» Problem: Set down each entry exactly as given; pictures should not appear in the copy.
===============
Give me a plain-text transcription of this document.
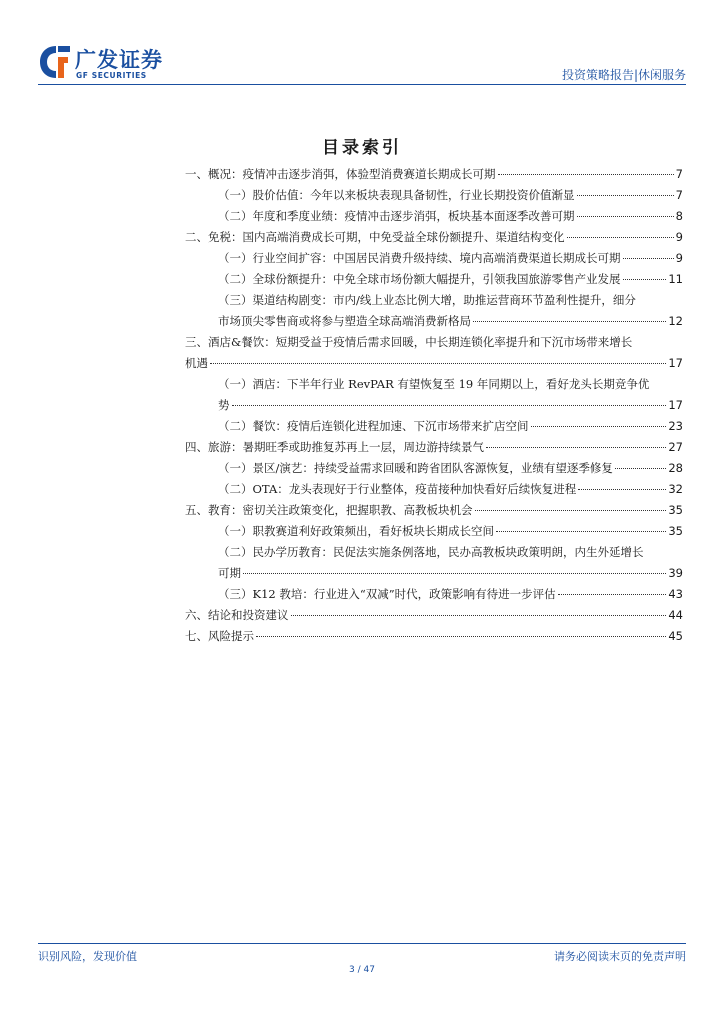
广发证券
GF SECURITIES	投资策略报告|休闲服务
目录索引
一、概况：疫情冲击逐步消弭，体验型消费赛道长期成长可期	7
（一）股价估值：今年以来板块表现具备韧性，行业长期投资价值渐显	7
（二）年度和季度业绩：疫情冲击逐步消弭，板块基本面逐季改善可期	8
二、免税：国内高端消费成长可期，中免受益全球份额提升、渠道结构变化	9
（一）行业空间扩容：中国居民消费升级持续、境内高端消费渠道长期成长可期	9
（二）全球份额提升：中免全球市场份额大幅提升，引领我国旅游零售产业发展	11
（三）渠道结构剧变：市内/线上业态比例大增，助推运营商环节盈利性提升，细分
市场顶尖零售商或将参与塑造全球高端消费新格局	12
三、酒店&餐饮：短期受益于疫情后需求回暖，中长期连锁化率提升和下沉市场带来增长
机遇	17
（一）酒店：下半年行业 RevPAR 有望恢复至 19 年同期以上，看好龙头长期竞争优
势	17
（二）餐饮：疫情后连锁化进程加速、下沉市场带来扩店空间	23
四、旅游：暑期旺季或助推复苏再上一层，周边游持续景气	27
（一）景区/演艺：持续受益需求回暖和跨省团队客源恢复，业绩有望逐季修复	28
（二）OTA：龙头表现好于行业整体，疫苗接种加快看好后续恢复进程	32
五、教育：密切关注政策变化，把握职教、高教板块机会	35
（一）职教赛道利好政策频出，看好板块长期成长空间	35
（二）民办学历教育：民促法实施条例落地，民办高教板块政策明朗，内生外延增长
可期	39
（三）K12 教培：行业进入“双减”时代，政策影响有待进一步评估	43
六、结论和投资建议	44
七、风险提示	45
识别风险，发现价值	请务必阅读末页的免责声明
3 / 47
===============
» Expected output:
Give me a plain-text transcription of this document.
广发证券
GF SECURITIES	投资策略报告|休闲服务
目录索引
一、概况：疫情冲击逐步消弭，体验型消费赛道长期成长可期	7
（一）股价估值：今年以来板块表现具备韧性，行业长期投资价值渐显	7
（二）年度和季度业绩：疫情冲击逐步消弭，板块基本面逐季改善可期	8
二、免税：国内高端消费成长可期，中免受益全球份额提升、渠道结构变化	9
（一）行业空间扩容：中国居民消费升级持续、境内高端消费渠道长期成长可期	9
（二）全球份额提升：中免全球市场份额大幅提升，引领我国旅游零售产业发展	11
（三）渠道结构剧变：市内/线上业态比例大增，助推运营商环节盈利性提升，细分
市场顶尖零售商或将参与塑造全球高端消费新格局	12
三、酒店&餐饮：短期受益于疫情后需求回暖，中长期连锁化率提升和下沉市场带来增长
机遇	17
（一）酒店：下半年行业 RevPAR 有望恢复至 19 年同期以上，看好龙头长期竞争优
势	17
（二）餐饮：疫情后连锁化进程加速、下沉市场带来扩店空间	23
四、旅游：暑期旺季或助推复苏再上一层，周边游持续景气	27
（一）景区/演艺：持续受益需求回暖和跨省团队客源恢复，业绩有望逐季修复	28
（二）OTA：龙头表现好于行业整体，疫苗接种加快看好后续恢复进程	32
五、教育：密切关注政策变化，把握职教、高教板块机会	35
（一）职教赛道利好政策频出，看好板块长期成长空间	35
（二）民办学历教育：民促法实施条例落地，民办高教板块政策明朗，内生外延增长
可期	39
（三）K12 教培：行业进入“双减”时代，政策影响有待进一步评估	43
六、结论和投资建议	44
七、风险提示	45
识别风险，发现价值	请务必阅读末页的免责声明
3 / 47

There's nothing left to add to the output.